§ WRITTEN REQUEST
Transcribe all of the material exactly. Any picture in it should be left out.

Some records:
***

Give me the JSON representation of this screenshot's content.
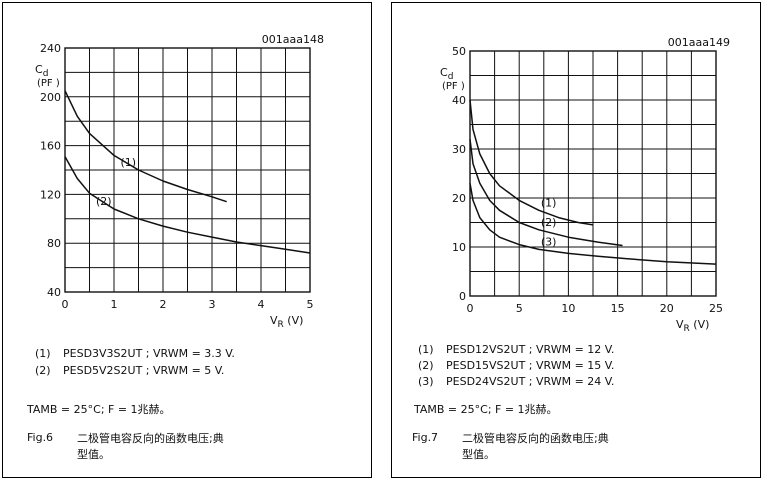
{
  "chart_data": [
    {
      "type": "line",
      "id": "001aaa148",
      "ylabel": "Cd",
      "yunit": "(PF )",
      "xlabel": "VR",
      "xunit": "(V)",
      "xlim": [
        0,
        5
      ],
      "ylim": [
        40,
        240
      ],
      "xticks": [
        0,
        1,
        2,
        3,
        4,
        5
      ],
      "yticks": [
        40,
        80,
        120,
        160,
        200,
        240
      ],
      "grid": true,
      "series": [
        {
          "name": "(1)",
          "x": [
            0,
            0.25,
            0.5,
            1,
            1.5,
            2,
            2.5,
            3,
            3.3
          ],
          "y": [
            205,
            184,
            170,
            152,
            140,
            131,
            124,
            118,
            114
          ]
        },
        {
          "name": "(2)",
          "x": [
            0,
            0.25,
            0.5,
            1,
            1.5,
            2,
            2.5,
            3,
            3.5,
            4,
            4.5,
            5
          ],
          "y": [
            151,
            133,
            121,
            108,
            100,
            94,
            89,
            85,
            81,
            78,
            75,
            72
          ]
        }
      ],
      "legend": [
        {
          "num": "(1)",
          "text": "PESD3V3S2UT ; VRWM = 3.3 V."
        },
        {
          "num": "(2)",
          "text": "PESD5V2S2UT ; VRWM = 5 V."
        }
      ],
      "condition": "TAMB = 25°C; F = 1兆赫。",
      "fig_label": "Fig.6",
      "fig_caption": "二极管电容反向的函数电压;典型值。"
    },
    {
      "type": "line",
      "id": "001aaa149",
      "ylabel": "Cd",
      "yunit": "(PF )",
      "xlabel": "VR",
      "xunit": "(V)",
      "xlim": [
        0,
        25
      ],
      "ylim": [
        0,
        50
      ],
      "xticks": [
        0,
        5,
        10,
        15,
        20,
        25
      ],
      "yticks": [
        0,
        10,
        20,
        30,
        40,
        50
      ],
      "grid": true,
      "series": [
        {
          "name": "(1)",
          "x": [
            0,
            0.3,
            1,
            2,
            3,
            5,
            7,
            9,
            11,
            12.5
          ],
          "y": [
            40,
            34,
            29,
            25,
            22.5,
            19.5,
            17.5,
            16,
            15,
            14.5
          ]
        },
        {
          "name": "(2)",
          "x": [
            0,
            0.3,
            1,
            2,
            3,
            5,
            7,
            10,
            13,
            15.5
          ],
          "y": [
            32,
            27,
            23,
            19.5,
            17.5,
            15,
            13.5,
            12,
            11,
            10.3
          ]
        },
        {
          "name": "(3)",
          "x": [
            0,
            0.3,
            1,
            2,
            3,
            5,
            7,
            10,
            13,
            16,
            20,
            25
          ],
          "y": [
            23,
            19.5,
            16,
            13.5,
            12,
            10.5,
            9.5,
            8.7,
            8.1,
            7.6,
            7,
            6.5
          ]
        }
      ],
      "legend": [
        {
          "num": "(1)",
          "text": "PESD12VS2UT ; VRWM = 12 V."
        },
        {
          "num": "(2)",
          "text": "PESD15VS2UT ; VRWM = 15 V."
        },
        {
          "num": "(3)",
          "text": "PESD24VS2UT ; VRWM = 24 V."
        }
      ],
      "condition": "TAMB = 25°C; F = 1兆赫。",
      "fig_label": "Fig.7",
      "fig_caption": "二极管电容反向的函数电压;典型值。"
    }
  ],
  "colors": {
    "ink": "#111111",
    "background": "#ffffff"
  }
}
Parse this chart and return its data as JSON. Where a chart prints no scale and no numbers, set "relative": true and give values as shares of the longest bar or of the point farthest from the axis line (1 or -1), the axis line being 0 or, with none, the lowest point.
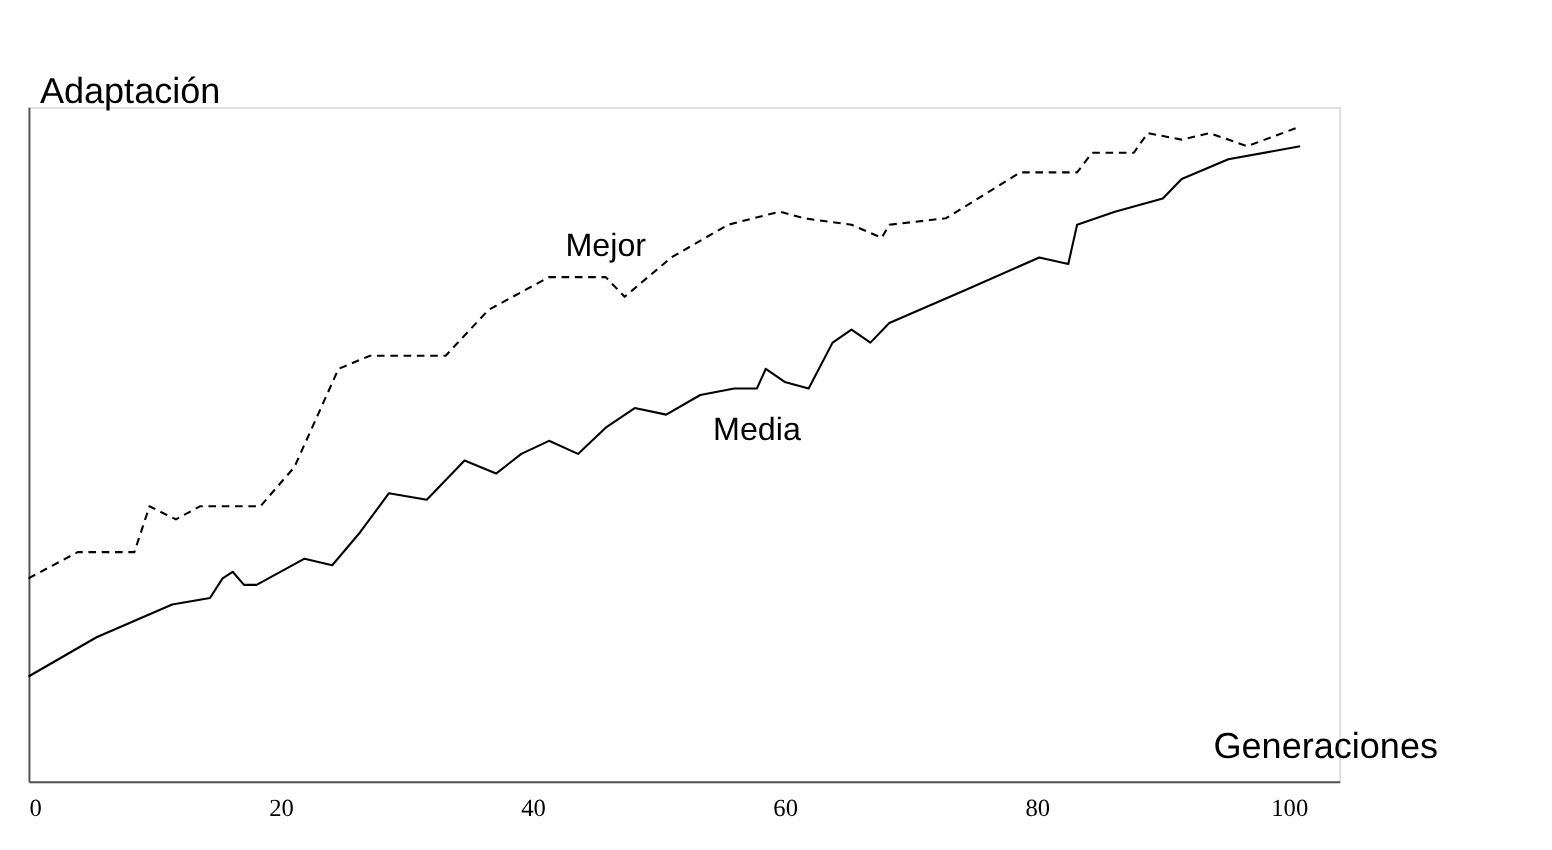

***

§ ANSWER TO THIS PROBLEM
Give me the JSON representation of this screenshot's content.
{
  "chart_data": [
    {
      "type": "line",
      "id": "001aaa148",
      "ylabel": "Cd",
      "yunit": "(PF )",
      "xlabel": "VR",
      "xunit": "(V)",
      "xlim": [
        0,
        5
      ],
      "ylim": [
        40,
        240
      ],
      "xticks": [
        0,
        1,
        2,
        3,
        4,
        5
      ],
      "yticks": [
        40,
        80,
        120,
        160,
        200,
        240
      ],
      "grid": true,
      "series": [
        {
          "name": "(1)",
          "x": [
            0,
            0.25,
            0.5,
            1,
            1.5,
            2,
            2.5,
            3,
            3.3
          ],
          "y": [
            205,
            184,
            170,
            152,
            140,
            131,
            124,
            118,
            114
          ]
        },
        {
          "name": "(2)",
          "x": [
            0,
            0.25,
            0.5,
            1,
            1.5,
            2,
            2.5,
            3,
            3.5,
            4,
            4.5,
            5
          ],
          "y": [
            151,
            133,
            121,
            108,
            100,
            94,
            89,
            85,
            81,
            78,
            75,
            72
          ]
        }
      ],
      "legend": [
        {
          "num": "(1)",
          "text": "PESD3V3S2UT ; VRWM = 3.3 V."
        },
        {
          "num": "(2)",
          "text": "PESD5V2S2UT ; VRWM = 5 V."
        }
      ],
      "condition": "TAMB = 25°C; F = 1兆赫。",
      "fig_label": "Fig.6",
      "fig_caption": "二极管电容反向的函数电压;典型值。"
    },
    {
      "type": "line",
      "id": "001aaa149",
      "ylabel": "Cd",
      "yunit": "(PF )",
      "xlabel": "VR",
      "xunit": "(V)",
      "xlim": [
        0,
        25
      ],
      "ylim": [
        0,
        50
      ],
      "xticks": [
        0,
        5,
        10,
        15,
        20,
        25
      ],
      "yticks": [
        0,
        10,
        20,
        30,
        40,
        50
      ],
      "grid": true,
      "series": [
        {
          "name": "(1)",
          "x": [
            0,
            0.3,
            1,
            2,
            3,
            5,
            7,
            9,
            11,
            12.5
          ],
          "y": [
            40,
            34,
            29,
            25,
            22.5,
            19.5,
            17.5,
            16,
            15,
            14.5
          ]
        },
        {
          "name": "(2)",
          "x": [
            0,
            0.3,
            1,
            2,
            3,
            5,
            7,
            10,
            13,
            15.5
          ],
          "y": [
            32,
            27,
            23,
            19.5,
            17.5,
            15,
            13.5,
            12,
            11,
            10.3
          ]
        },
        {
          "name": "(3)",
          "x": [
            0,
            0.3,
            1,
            2,
            3,
            5,
            7,
            10,
            13,
            16,
            20,
            25
          ],
          "y": [
            23,
            19.5,
            16,
            13.5,
            12,
            10.5,
            9.5,
            8.7,
            8.1,
            7.6,
            7,
            6.5
          ]
        }
      ],
      "legend": [
        {
          "num": "(1)",
          "text": "PESD12VS2UT ; VRWM = 12 V."
        },
        {
          "num": "(2)",
          "text": "PESD15VS2UT ; VRWM = 15 V."
        },
        {
          "num": "(3)",
          "text": "PESD24VS2UT ; VRWM = 24 V."
        }
      ],
      "condition": "TAMB = 25°C; F = 1兆赫。",
      "fig_label": "Fig.7",
      "fig_caption": "二极管电容反向的函数电压;典型值。"
    }
  ],
  "colors": {
    "ink": "#111111",
    "background": "#ffffff"
  }
}
Parse this chart and return its data as JSON. Where a chart prints no scale and no numbers, set "relative": true and give values as shares of the longest bar or of the point farthest from the axis line (1 or -1), the axis line being 0 or, with none, the lowest point.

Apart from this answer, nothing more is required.